[Data records]
[BEGIN]

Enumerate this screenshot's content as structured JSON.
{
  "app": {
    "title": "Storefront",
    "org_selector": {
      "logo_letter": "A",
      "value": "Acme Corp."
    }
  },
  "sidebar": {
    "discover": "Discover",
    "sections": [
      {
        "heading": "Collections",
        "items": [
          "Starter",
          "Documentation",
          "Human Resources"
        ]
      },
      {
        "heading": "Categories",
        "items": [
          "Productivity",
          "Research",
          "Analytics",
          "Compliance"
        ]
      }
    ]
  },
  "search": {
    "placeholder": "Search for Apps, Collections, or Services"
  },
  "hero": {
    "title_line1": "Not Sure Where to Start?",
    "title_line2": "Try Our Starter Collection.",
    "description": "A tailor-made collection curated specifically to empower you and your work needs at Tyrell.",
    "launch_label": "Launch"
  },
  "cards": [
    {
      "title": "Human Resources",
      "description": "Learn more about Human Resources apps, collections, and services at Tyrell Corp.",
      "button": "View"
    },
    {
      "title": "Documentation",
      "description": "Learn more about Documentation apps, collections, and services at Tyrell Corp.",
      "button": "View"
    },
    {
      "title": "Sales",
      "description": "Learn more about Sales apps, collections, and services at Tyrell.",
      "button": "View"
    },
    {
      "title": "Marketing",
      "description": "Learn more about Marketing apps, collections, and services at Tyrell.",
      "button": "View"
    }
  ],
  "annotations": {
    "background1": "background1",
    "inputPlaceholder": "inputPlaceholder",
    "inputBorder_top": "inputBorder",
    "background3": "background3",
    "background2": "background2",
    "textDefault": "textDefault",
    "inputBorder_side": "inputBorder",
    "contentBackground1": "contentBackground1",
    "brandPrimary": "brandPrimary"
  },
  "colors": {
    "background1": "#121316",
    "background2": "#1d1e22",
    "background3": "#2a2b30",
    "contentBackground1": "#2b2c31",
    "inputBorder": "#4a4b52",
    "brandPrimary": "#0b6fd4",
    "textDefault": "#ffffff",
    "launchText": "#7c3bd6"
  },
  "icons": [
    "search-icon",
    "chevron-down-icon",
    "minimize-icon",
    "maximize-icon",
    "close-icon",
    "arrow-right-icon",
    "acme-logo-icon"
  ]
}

[END]

_Stated exercise:_ Which lines contain the word "Documentation"? Copy each one.

_Reply to the task:_
          "Documentation",
      "title": "Documentation",
      "description": "Learn more about Documentation apps, collections, and services at Tyrell Corp.",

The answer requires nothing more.